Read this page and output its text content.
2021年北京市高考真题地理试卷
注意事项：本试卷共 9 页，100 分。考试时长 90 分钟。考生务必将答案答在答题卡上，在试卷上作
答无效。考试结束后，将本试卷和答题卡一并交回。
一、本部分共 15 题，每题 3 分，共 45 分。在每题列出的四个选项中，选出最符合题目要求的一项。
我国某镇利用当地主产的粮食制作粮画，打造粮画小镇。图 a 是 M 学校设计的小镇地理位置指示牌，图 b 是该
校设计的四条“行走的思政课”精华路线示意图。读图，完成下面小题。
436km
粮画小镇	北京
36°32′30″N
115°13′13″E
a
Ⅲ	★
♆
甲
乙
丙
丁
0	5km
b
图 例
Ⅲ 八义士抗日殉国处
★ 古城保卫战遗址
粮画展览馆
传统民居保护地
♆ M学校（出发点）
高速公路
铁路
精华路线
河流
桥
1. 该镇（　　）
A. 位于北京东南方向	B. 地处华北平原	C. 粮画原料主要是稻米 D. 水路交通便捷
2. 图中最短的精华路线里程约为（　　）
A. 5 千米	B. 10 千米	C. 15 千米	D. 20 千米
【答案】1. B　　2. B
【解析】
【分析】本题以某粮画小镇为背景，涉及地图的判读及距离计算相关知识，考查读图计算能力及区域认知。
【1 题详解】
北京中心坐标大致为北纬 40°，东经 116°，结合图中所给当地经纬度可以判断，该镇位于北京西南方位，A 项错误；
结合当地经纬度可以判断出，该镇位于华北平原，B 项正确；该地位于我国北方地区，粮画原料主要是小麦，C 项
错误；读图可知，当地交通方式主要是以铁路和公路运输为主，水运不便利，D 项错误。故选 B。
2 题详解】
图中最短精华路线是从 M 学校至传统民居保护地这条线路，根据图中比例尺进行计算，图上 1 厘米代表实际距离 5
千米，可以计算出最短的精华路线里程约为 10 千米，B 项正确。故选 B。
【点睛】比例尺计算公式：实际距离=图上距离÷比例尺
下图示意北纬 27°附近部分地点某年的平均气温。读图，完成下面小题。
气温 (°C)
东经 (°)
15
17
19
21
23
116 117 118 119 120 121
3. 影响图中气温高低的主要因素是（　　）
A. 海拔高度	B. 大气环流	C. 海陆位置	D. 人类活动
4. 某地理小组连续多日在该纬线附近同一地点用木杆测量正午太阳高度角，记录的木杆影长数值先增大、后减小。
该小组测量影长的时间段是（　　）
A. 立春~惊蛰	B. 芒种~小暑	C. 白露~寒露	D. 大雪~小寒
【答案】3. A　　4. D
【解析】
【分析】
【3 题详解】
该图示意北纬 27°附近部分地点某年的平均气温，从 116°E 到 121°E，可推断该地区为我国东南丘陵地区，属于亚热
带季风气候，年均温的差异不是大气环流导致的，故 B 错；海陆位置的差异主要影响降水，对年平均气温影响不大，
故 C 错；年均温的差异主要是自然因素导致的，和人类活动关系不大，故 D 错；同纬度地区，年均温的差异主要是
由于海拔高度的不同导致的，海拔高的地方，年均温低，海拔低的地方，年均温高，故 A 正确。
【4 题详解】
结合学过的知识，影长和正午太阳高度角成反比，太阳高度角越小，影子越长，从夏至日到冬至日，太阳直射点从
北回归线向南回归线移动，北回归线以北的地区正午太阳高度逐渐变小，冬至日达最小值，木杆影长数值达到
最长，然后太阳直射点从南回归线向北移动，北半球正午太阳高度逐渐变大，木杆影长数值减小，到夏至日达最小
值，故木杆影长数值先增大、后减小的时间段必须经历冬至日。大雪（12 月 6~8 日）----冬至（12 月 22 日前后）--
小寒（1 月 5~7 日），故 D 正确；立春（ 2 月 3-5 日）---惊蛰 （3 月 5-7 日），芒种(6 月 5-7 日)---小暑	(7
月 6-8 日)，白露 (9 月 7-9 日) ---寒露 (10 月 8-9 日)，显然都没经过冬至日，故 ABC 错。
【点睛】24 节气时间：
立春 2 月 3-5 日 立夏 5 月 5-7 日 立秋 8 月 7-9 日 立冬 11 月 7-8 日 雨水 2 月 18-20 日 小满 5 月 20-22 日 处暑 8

————

• WHAT YOU ARE ASKED TO DO
Could you reproduce every record above exactly as it appears?

• OUTPUT
Read this page and output its text content.
2021年北京市高考真题地理试卷
注意事项：本试卷共 9 页，100 分。考试时长 90 分钟。考生务必将答案答在答题卡上，在试卷上作
答无效。考试结束后，将本试卷和答题卡一并交回。
一、本部分共 15 题，每题 3 分，共 45 分。在每题列出的四个选项中，选出最符合题目要求的一项。
我国某镇利用当地主产的粮食制作粮画，打造粮画小镇。图 a 是 M 学校设计的小镇地理位置指示牌，图 b 是该
校设计的四条“行走的思政课”精华路线示意图。读图，完成下面小题。
436km
粮画小镇	北京
36°32′30″N
115°13′13″E
a
Ⅲ	★
♆
甲
乙
丙
丁
0	5km
b
图 例
Ⅲ 八义士抗日殉国处
★ 古城保卫战遗址
粮画展览馆
传统民居保护地
♆ M学校（出发点）
高速公路
铁路
精华路线
河流
桥
1. 该镇（　　）
A. 位于北京东南方向	B. 地处华北平原	C. 粮画原料主要是稻米 D. 水路交通便捷
2. 图中最短的精华路线里程约为（　　）
A. 5 千米	B. 10 千米	C. 15 千米	D. 20 千米
【答案】1. B　　2. B
【解析】
【分析】本题以某粮画小镇为背景，涉及地图的判读及距离计算相关知识，考查读图计算能力及区域认知。
【1 题详解】
北京中心坐标大致为北纬 40°，东经 116°，结合图中所给当地经纬度可以判断，该镇位于北京西南方位，A 项错误；
结合当地经纬度可以判断出，该镇位于华北平原，B 项正确；该地位于我国北方地区，粮画原料主要是小麦，C 项
错误；读图可知，当地交通方式主要是以铁路和公路运输为主，水运不便利，D 项错误。故选 B。
2 题详解】
图中最短精华路线是从 M 学校至传统民居保护地这条线路，根据图中比例尺进行计算，图上 1 厘米代表实际距离 5
千米，可以计算出最短的精华路线里程约为 10 千米，B 项正确。故选 B。
【点睛】比例尺计算公式：实际距离=图上距离÷比例尺
下图示意北纬 27°附近部分地点某年的平均气温。读图，完成下面小题。
气温 (°C)
东经 (°)
15
17
19
21
23
116 117 118 119 120 121
3. 影响图中气温高低的主要因素是（　　）
A. 海拔高度	B. 大气环流	C. 海陆位置	D. 人类活动
4. 某地理小组连续多日在该纬线附近同一地点用木杆测量正午太阳高度角，记录的木杆影长数值先增大、后减小。
该小组测量影长的时间段是（　　）
A. 立春~惊蛰	B. 芒种~小暑	C. 白露~寒露	D. 大雪~小寒
【答案】3. A　　4. D
【解析】
【分析】
【3 题详解】
该图示意北纬 27°附近部分地点某年的平均气温，从 116°E 到 121°E，可推断该地区为我国东南丘陵地区，属于亚热
带季风气候，年均温的差异不是大气环流导致的，故 B 错；海陆位置的差异主要影响降水，对年平均气温影响不大，
故 C 错；年均温的差异主要是自然因素导致的，和人类活动关系不大，故 D 错；同纬度地区，年均温的差异主要是
由于海拔高度的不同导致的，海拔高的地方，年均温低，海拔低的地方，年均温高，故 A 正确。
【4 题详解】
结合学过的知识，影长和正午太阳高度角成反比，太阳高度角越小，影子越长，从夏至日到冬至日，太阳直射点从
北回归线向南回归线移动，北回归线以北的地区正午太阳高度逐渐变小，冬至日达最小值，木杆影长数值达到
最长，然后太阳直射点从南回归线向北移动，北半球正午太阳高度逐渐变大，木杆影长数值减小，到夏至日达最小
值，故木杆影长数值先增大、后减小的时间段必须经历冬至日。大雪（12 月 6~8 日）----冬至（12 月 22 日前后）--
小寒（1 月 5~7 日），故 D 正确；立春（ 2 月 3-5 日）---惊蛰 （3 月 5-7 日），芒种(6 月 5-7 日)---小暑	(7
月 6-8 日)，白露 (9 月 7-9 日) ---寒露 (10 月 8-9 日)，显然都没经过冬至日，故 ABC 错。
【点睛】24 节气时间：
立春 2 月 3-5 日 立夏 5 月 5-7 日 立秋 8 月 7-9 日 立冬 11 月 7-8 日 雨水 2 月 18-20 日 小满 5 月 20-22 日 处暑 8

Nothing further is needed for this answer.